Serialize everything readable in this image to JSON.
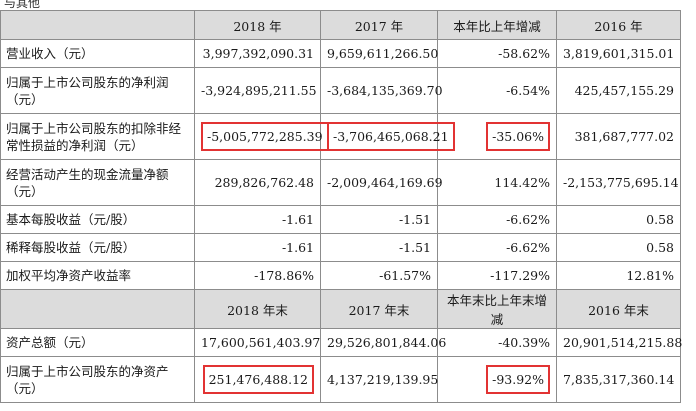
{
  "top_fragment": "与其他",
  "header1": [
    "",
    "2018 年",
    "2017 年",
    "本年比上年增减",
    "2016 年"
  ],
  "rows1": [
    {
      "label": "营业收入（元）",
      "values": [
        "3,997,392,090.31",
        "9,659,611,266.50",
        "-58.62%",
        "3,819,601,315.01"
      ],
      "tall": false
    },
    {
      "label": "归属于上市公司股东的净利润（元）",
      "values": [
        "-3,924,895,211.55",
        "-3,684,135,369.70",
        "-6.54%",
        "425,457,155.29"
      ],
      "tall": true
    },
    {
      "label": "归属于上市公司股东的扣除非经常性损益的净利润（元）",
      "values": [
        "-5,005,772,285.39",
        "-3,706,465,068.21",
        "-35.06%",
        "381,687,777.02"
      ],
      "tall": true,
      "highlight": [
        0,
        1,
        2
      ]
    },
    {
      "label": "经营活动产生的现金流量净额（元）",
      "values": [
        "289,826,762.48",
        "-2,009,464,169.69",
        "114.42%",
        "-2,153,775,695.14"
      ],
      "tall": true
    },
    {
      "label": "基本每股收益（元/股）",
      "values": [
        "-1.61",
        "-1.51",
        "-6.62%",
        "0.58"
      ],
      "tall": false
    },
    {
      "label": "稀释每股收益（元/股）",
      "values": [
        "-1.61",
        "-1.51",
        "-6.62%",
        "0.58"
      ],
      "tall": false
    },
    {
      "label": "加权平均净资产收益率",
      "values": [
        "-178.86%",
        "-61.57%",
        "-117.29%",
        "12.81%"
      ],
      "tall": false
    }
  ],
  "header2": [
    "",
    "2018 年末",
    "2017 年末",
    "本年末比上年末增减",
    "2016 年末"
  ],
  "rows2": [
    {
      "label": "资产总额（元）",
      "values": [
        "17,600,561,403.97",
        "29,526,801,844.06",
        "-40.39%",
        "20,901,514,215.88"
      ],
      "tall": false
    },
    {
      "label": "归属于上市公司股东的净资产（元）",
      "values": [
        "251,476,488.12",
        "4,137,219,139.95",
        "-93.92%",
        "7,835,317,360.14"
      ],
      "tall": true,
      "highlight": [
        0,
        2
      ]
    }
  ],
  "highlight_color": "#e23333"
}
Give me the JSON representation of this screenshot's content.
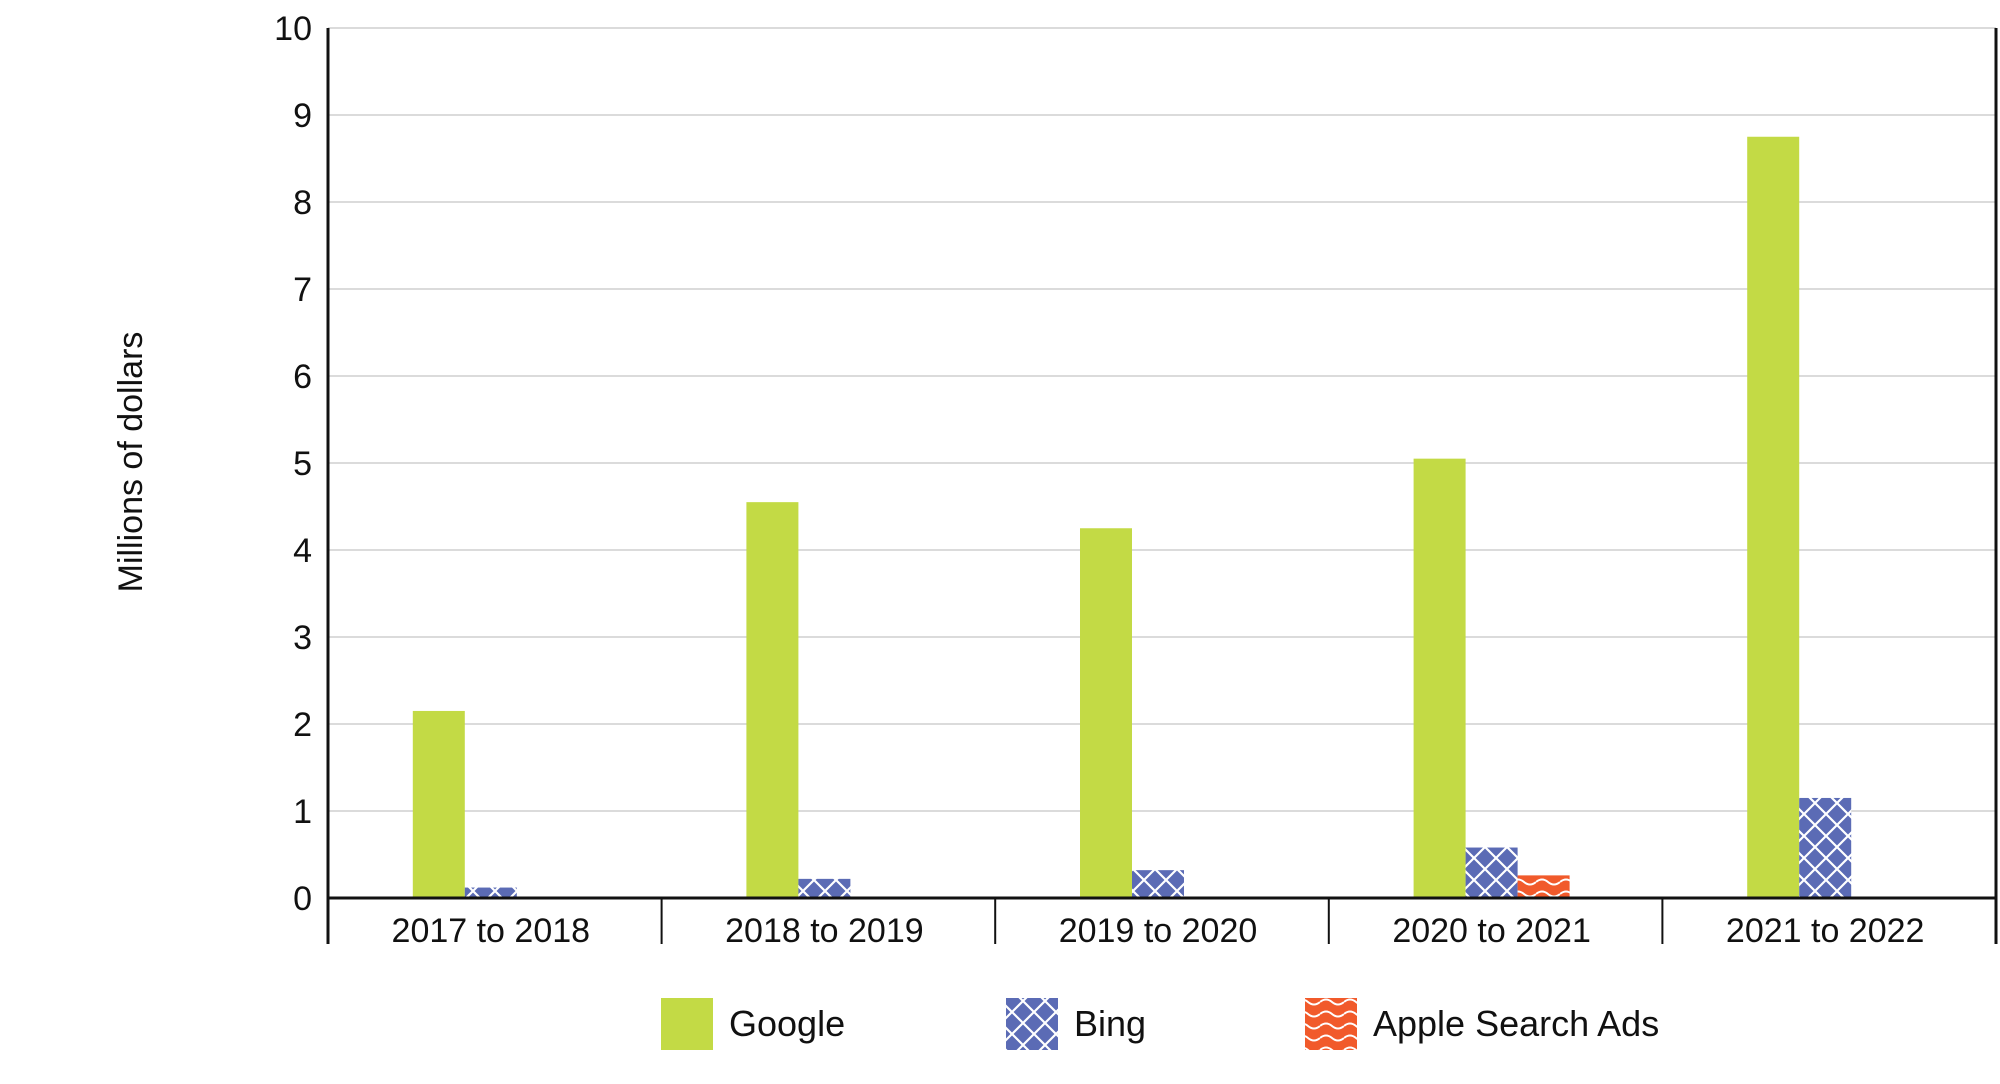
{
  "chart_data": {
    "type": "bar",
    "title": "",
    "xlabel": "",
    "ylabel": "Millions of dollars",
    "ylim": [
      0,
      10
    ],
    "yticks": [
      0,
      1,
      2,
      3,
      4,
      5,
      6,
      7,
      8,
      9,
      10
    ],
    "grid": true,
    "legend_position": "bottom",
    "categories": [
      "2017 to 2018",
      "2018 to 2019",
      "2019 to 2020",
      "2020 to 2021",
      "2021 to 2022"
    ],
    "series": [
      {
        "name": "Google",
        "color": "#c3da45",
        "pattern": "solid",
        "values": [
          2.15,
          4.55,
          4.25,
          5.05,
          8.75
        ]
      },
      {
        "name": "Bing",
        "color": "#5b6bb5",
        "pattern": "crosshatch",
        "values": [
          0.12,
          0.22,
          0.32,
          0.58,
          1.15
        ]
      },
      {
        "name": "Apple Search Ads",
        "color": "#f15a2b",
        "pattern": "wave",
        "values": [
          0,
          0,
          0,
          0.26,
          0
        ]
      }
    ]
  }
}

+ + +

* **EXERCISE DETAILS**
Leave out the pictures and print each record exactly as it stands.

* **ANSWER FOR THIS EXERCISE**
Serialize everything readable in this image to JSON.
{
  "top_fragment": "与其他",
  "header1": [
    "",
    "2018 年",
    "2017 年",
    "本年比上年增减",
    "2016 年"
  ],
  "rows1": [
    {
      "label": "营业收入（元）",
      "values": [
        "3,997,392,090.31",
        "9,659,611,266.50",
        "-58.62%",
        "3,819,601,315.01"
      ],
      "tall": false
    },
    {
      "label": "归属于上市公司股东的净利润（元）",
      "values": [
        "-3,924,895,211.55",
        "-3,684,135,369.70",
        "-6.54%",
        "425,457,155.29"
      ],
      "tall": true
    },
    {
      "label": "归属于上市公司股东的扣除非经常性损益的净利润（元）",
      "values": [
        "-5,005,772,285.39",
        "-3,706,465,068.21",
        "-35.06%",
        "381,687,777.02"
      ],
      "tall": true,
      "highlight": [
        0,
        1,
        2
      ]
    },
    {
      "label": "经营活动产生的现金流量净额（元）",
      "values": [
        "289,826,762.48",
        "-2,009,464,169.69",
        "114.42%",
        "-2,153,775,695.14"
      ],
      "tall": true
    },
    {
      "label": "基本每股收益（元/股）",
      "values": [
        "-1.61",
        "-1.51",
        "-6.62%",
        "0.58"
      ],
      "tall": false
    },
    {
      "label": "稀释每股收益（元/股）",
      "values": [
        "-1.61",
        "-1.51",
        "-6.62%",
        "0.58"
      ],
      "tall": false
    },
    {
      "label": "加权平均净资产收益率",
      "values": [
        "-178.86%",
        "-61.57%",
        "-117.29%",
        "12.81%"
      ],
      "tall": false
    }
  ],
  "header2": [
    "",
    "2018 年末",
    "2017 年末",
    "本年末比上年末增减",
    "2016 年末"
  ],
  "rows2": [
    {
      "label": "资产总额（元）",
      "values": [
        "17,600,561,403.97",
        "29,526,801,844.06",
        "-40.39%",
        "20,901,514,215.88"
      ],
      "tall": false
    },
    {
      "label": "归属于上市公司股东的净资产（元）",
      "values": [
        "251,476,488.12",
        "4,137,219,139.95",
        "-93.92%",
        "7,835,317,360.14"
      ],
      "tall": true,
      "highlight": [
        0,
        2
      ]
    }
  ],
  "highlight_color": "#e23333"
}
Give me the JSON representation of this screenshot's content.
{
  "chart_data": {
    "type": "bar",
    "title": "",
    "xlabel": "",
    "ylabel": "Millions of dollars",
    "ylim": [
      0,
      10
    ],
    "yticks": [
      0,
      1,
      2,
      3,
      4,
      5,
      6,
      7,
      8,
      9,
      10
    ],
    "grid": true,
    "legend_position": "bottom",
    "categories": [
      "2017 to 2018",
      "2018 to 2019",
      "2019 to 2020",
      "2020 to 2021",
      "2021 to 2022"
    ],
    "series": [
      {
        "name": "Google",
        "color": "#c3da45",
        "pattern": "solid",
        "values": [
          2.15,
          4.55,
          4.25,
          5.05,
          8.75
        ]
      },
      {
        "name": "Bing",
        "color": "#5b6bb5",
        "pattern": "crosshatch",
        "values": [
          0.12,
          0.22,
          0.32,
          0.58,
          1.15
        ]
      },
      {
        "name": "Apple Search Ads",
        "color": "#f15a2b",
        "pattern": "wave",
        "values": [
          0,
          0,
          0,
          0.26,
          0
        ]
      }
    ]
  }
}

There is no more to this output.